Written problem: Rewrite every line of the entries below as a JSON list of strings, one string per line, with blank lines left out.

[Dataset excerpt]
+-------+

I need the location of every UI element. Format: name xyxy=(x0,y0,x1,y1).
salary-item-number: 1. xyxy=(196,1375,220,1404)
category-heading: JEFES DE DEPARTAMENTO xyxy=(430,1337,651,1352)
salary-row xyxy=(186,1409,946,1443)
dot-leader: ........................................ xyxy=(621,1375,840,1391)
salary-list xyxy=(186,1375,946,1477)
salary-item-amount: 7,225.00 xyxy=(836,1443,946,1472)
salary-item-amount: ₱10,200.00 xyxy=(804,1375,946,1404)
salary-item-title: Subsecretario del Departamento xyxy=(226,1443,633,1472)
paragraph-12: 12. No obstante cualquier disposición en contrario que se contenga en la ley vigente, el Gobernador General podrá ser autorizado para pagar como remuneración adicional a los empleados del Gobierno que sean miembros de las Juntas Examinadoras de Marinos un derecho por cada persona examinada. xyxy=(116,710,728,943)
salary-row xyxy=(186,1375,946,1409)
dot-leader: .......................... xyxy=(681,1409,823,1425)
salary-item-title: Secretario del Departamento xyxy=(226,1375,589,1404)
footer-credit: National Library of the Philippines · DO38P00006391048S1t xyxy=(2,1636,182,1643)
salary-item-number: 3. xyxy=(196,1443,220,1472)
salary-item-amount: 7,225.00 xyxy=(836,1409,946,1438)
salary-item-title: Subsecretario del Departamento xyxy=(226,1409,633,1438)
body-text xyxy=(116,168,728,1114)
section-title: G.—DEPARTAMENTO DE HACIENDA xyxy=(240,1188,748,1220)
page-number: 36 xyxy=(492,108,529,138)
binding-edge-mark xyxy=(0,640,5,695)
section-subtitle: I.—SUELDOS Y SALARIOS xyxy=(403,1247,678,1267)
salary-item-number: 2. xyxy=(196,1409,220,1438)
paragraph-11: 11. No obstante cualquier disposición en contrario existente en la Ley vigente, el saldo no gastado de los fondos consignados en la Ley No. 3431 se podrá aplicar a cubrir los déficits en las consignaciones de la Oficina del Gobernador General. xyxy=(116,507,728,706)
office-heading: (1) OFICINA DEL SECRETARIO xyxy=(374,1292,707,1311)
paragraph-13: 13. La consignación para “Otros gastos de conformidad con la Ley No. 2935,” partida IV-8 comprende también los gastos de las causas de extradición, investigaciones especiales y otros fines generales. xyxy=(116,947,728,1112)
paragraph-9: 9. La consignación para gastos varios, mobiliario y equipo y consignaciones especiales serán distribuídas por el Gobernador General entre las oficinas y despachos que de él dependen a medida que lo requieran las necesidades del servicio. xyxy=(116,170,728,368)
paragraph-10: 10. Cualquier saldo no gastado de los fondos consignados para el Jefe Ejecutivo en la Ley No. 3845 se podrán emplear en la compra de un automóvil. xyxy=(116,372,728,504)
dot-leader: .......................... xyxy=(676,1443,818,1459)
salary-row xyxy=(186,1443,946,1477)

+-------+

The result:
[
  "I need the location of every UI element. Format: name xyxy=(x0,y0,x1,y1).",
  "salary-item-number: 1. xyxy=(196,1375,220,1404)",
  "category-heading: JEFES DE DEPARTAMENTO xyxy=(430,1337,651,1352)",
  "salary-row xyxy=(186,1409,946,1443)",
  "dot-leader: ........................................ xyxy=(621,1375,840,1391)",
  "salary-list xyxy=(186,1375,946,1477)",
  "salary-item-amount: 7,225.00 xyxy=(836,1443,946,1472)",
  "salary-item-amount: ₱10,200.00 xyxy=(804,1375,946,1404)",
  "salary-item-title: Subsecretario del Departamento xyxy=(226,1443,633,1472)",
  "paragraph-12: 12. No obstante cualquier disposición en contrario que se contenga en la ley vigente, el Gobernador General podrá ser autorizado para pagar como remuneración adicional a los empleados del Gobierno que sean miembros de las Juntas Examinadoras de Marinos un derecho por cada persona examinada. xyxy=(116,710,728,943)",
  "salary-row xyxy=(186,1375,946,1409)",
  "dot-leader: .......................... xyxy=(681,1409,823,1425)",
  "salary-item-title: Secretario del Departamento xyxy=(226,1375,589,1404)",
  "footer-credit: National Library of the Philippines · DO38P00006391048S1t xyxy=(2,1636,182,1643)",
  "salary-item-number: 3. xyxy=(196,1443,220,1472)",
  "salary-item-amount: 7,225.00 xyxy=(836,1409,946,1438)",
  "salary-item-title: Subsecretario del Departamento xyxy=(226,1409,633,1438)",
  "body-text xyxy=(116,168,728,1114)",
  "section-title: G.—DEPARTAMENTO DE HACIENDA xyxy=(240,1188,748,1220)",
  "page-number: 36 xyxy=(492,108,529,138)",
  "binding-edge-mark xyxy=(0,640,5,695)",
  "section-subtitle: I.—SUELDOS Y SALARIOS xyxy=(403,1247,678,1267)",
  "salary-item-number: 2. xyxy=(196,1409,220,1438)",
  "paragraph-11: 11. No obstante cualquier disposición en contrario existente en la Ley vigente, el saldo no gastado de los fondos consignados en la Ley No. 3431 se podrá aplicar a cubrir los déficits en las consignaciones de la Oficina del Gobernador General. xyxy=(116,507,728,706)",
  "office-heading: (1) OFICINA DEL SECRETARIO xyxy=(374,1292,707,1311)",
  "paragraph-13: 13. La consignación para “Otros gastos de conformidad con la Ley No. 2935,” partida IV-8 comprende también los gastos de las causas de extradición, investigaciones especiales y otros fines generales. xyxy=(116,947,728,1112)",
  "paragraph-9: 9. La consignación para gastos varios, mobiliario y equipo y consignaciones especiales serán distribuídas por el Gobernador General entre las oficinas y despachos que de él dependen a medida que lo requieran las necesidades del servicio. xyxy=(116,170,728,368)",
  "paragraph-10: 10. Cualquier saldo no gastado de los fondos consignados para el Jefe Ejecutivo en la Ley No. 3845 se podrán emplear en la compra de un automóvil. xyxy=(116,372,728,504)",
  "dot-leader: .......................... xyxy=(676,1443,818,1459)",
  "salary-row xyxy=(186,1443,946,1477)"
]